▶ **DATA LINES**
<<<<
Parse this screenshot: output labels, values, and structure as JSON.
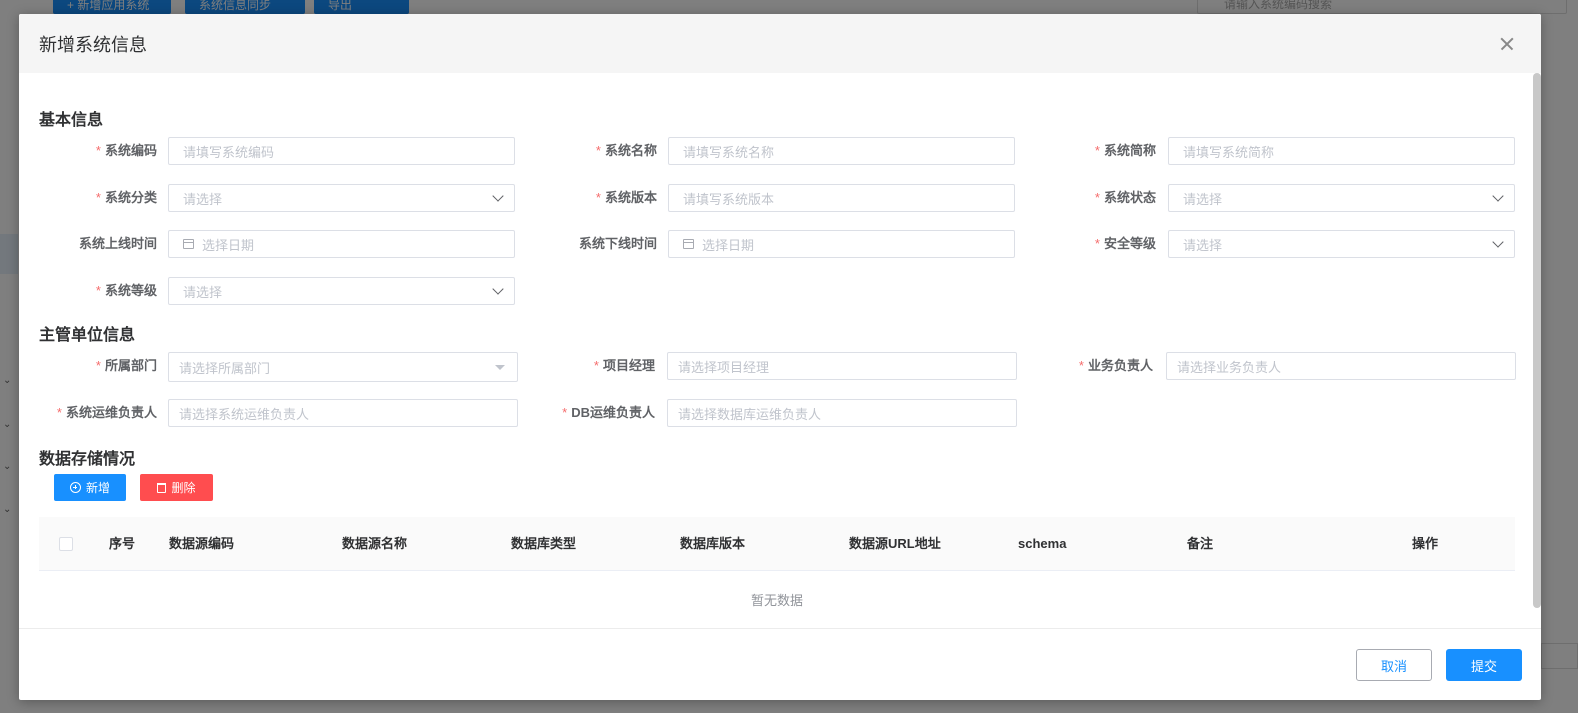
>>>>
<<<<
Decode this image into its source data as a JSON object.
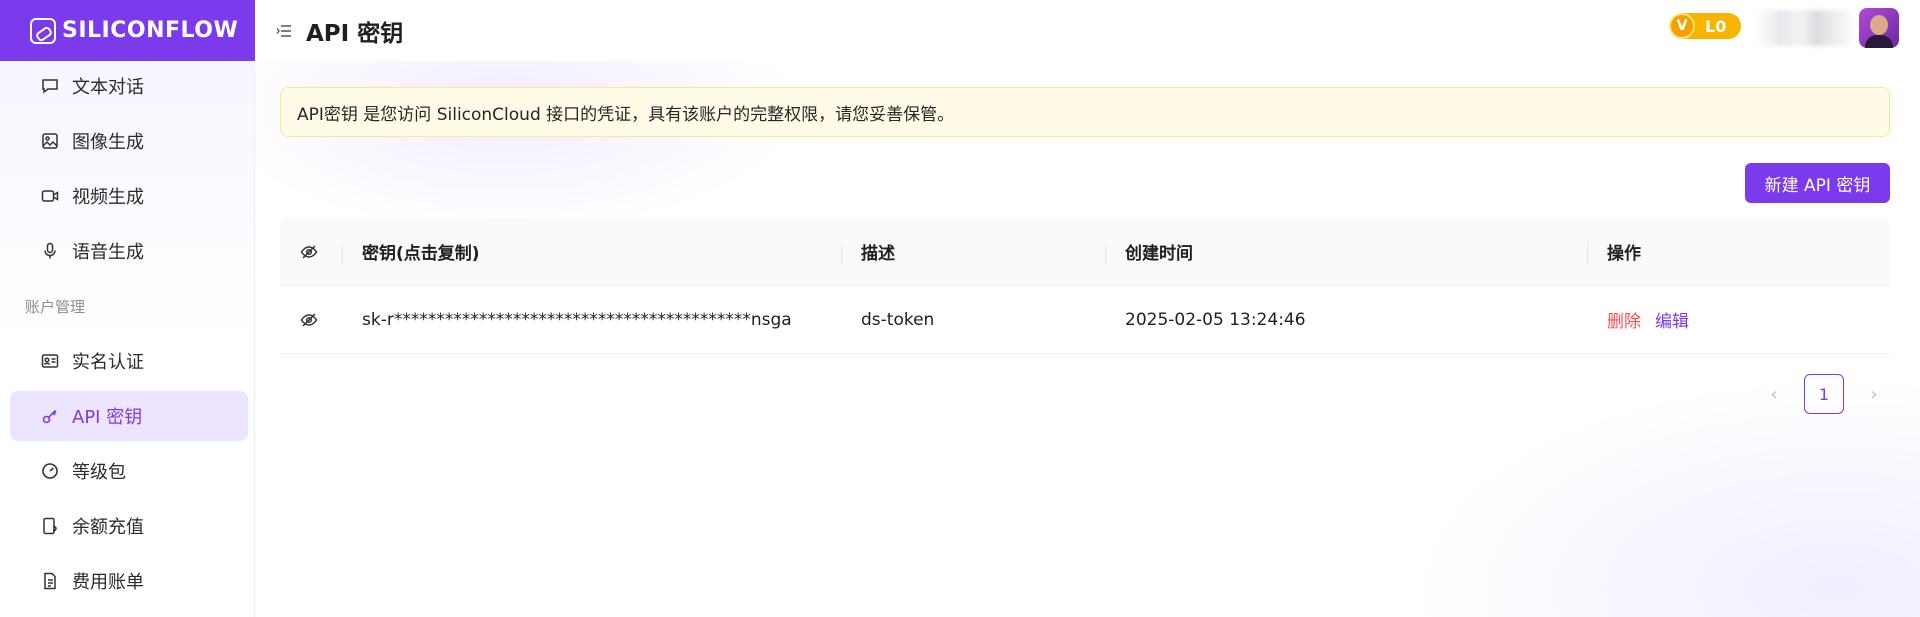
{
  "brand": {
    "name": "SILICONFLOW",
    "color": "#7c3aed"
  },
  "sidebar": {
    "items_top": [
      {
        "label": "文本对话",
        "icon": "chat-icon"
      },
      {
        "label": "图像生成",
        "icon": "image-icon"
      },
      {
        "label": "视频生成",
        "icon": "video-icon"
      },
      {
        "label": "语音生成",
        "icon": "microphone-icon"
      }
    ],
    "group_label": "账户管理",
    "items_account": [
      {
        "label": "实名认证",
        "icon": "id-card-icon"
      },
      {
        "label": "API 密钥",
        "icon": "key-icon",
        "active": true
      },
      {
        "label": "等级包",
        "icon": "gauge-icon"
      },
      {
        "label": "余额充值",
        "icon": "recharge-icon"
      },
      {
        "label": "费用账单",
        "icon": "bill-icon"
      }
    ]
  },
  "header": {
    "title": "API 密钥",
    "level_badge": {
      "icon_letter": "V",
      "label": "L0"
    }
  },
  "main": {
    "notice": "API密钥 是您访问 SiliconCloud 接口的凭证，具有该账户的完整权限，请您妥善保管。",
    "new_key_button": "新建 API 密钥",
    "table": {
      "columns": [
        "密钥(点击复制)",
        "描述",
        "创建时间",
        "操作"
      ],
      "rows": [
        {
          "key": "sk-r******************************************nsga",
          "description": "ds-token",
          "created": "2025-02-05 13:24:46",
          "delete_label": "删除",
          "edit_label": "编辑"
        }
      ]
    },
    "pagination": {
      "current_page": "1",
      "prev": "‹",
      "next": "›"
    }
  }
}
>>>>
<<<<
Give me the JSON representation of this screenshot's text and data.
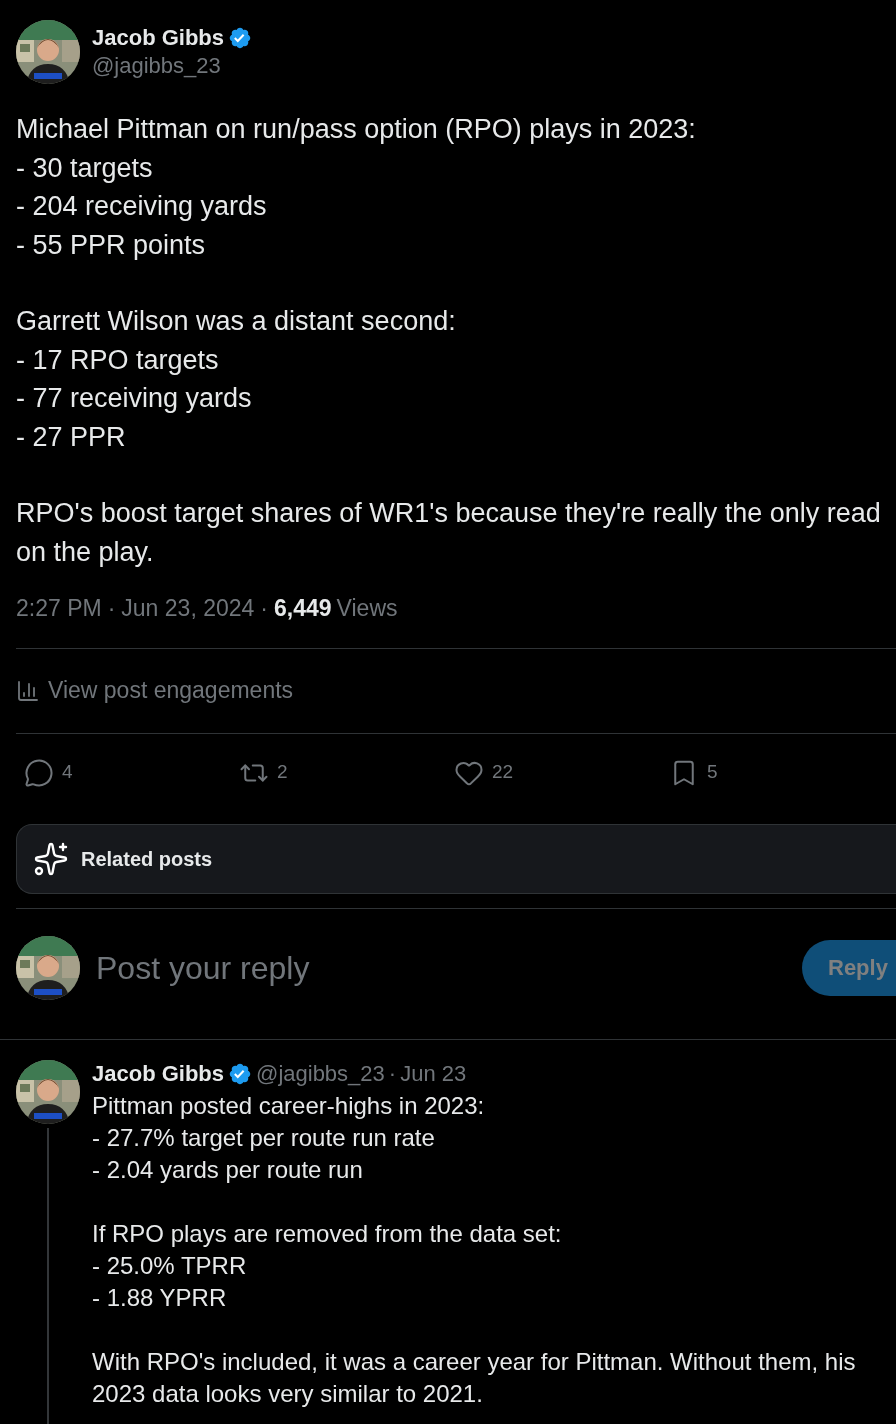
>>>>
▶ **AIM**
Copy each line of the listing that includes "screenshot".

▶ **REPLY TO THE TASK**
Parse this screenshot: output labels, values, and structure as JSON.
Give me the JSON representation of this screenshot's text and data.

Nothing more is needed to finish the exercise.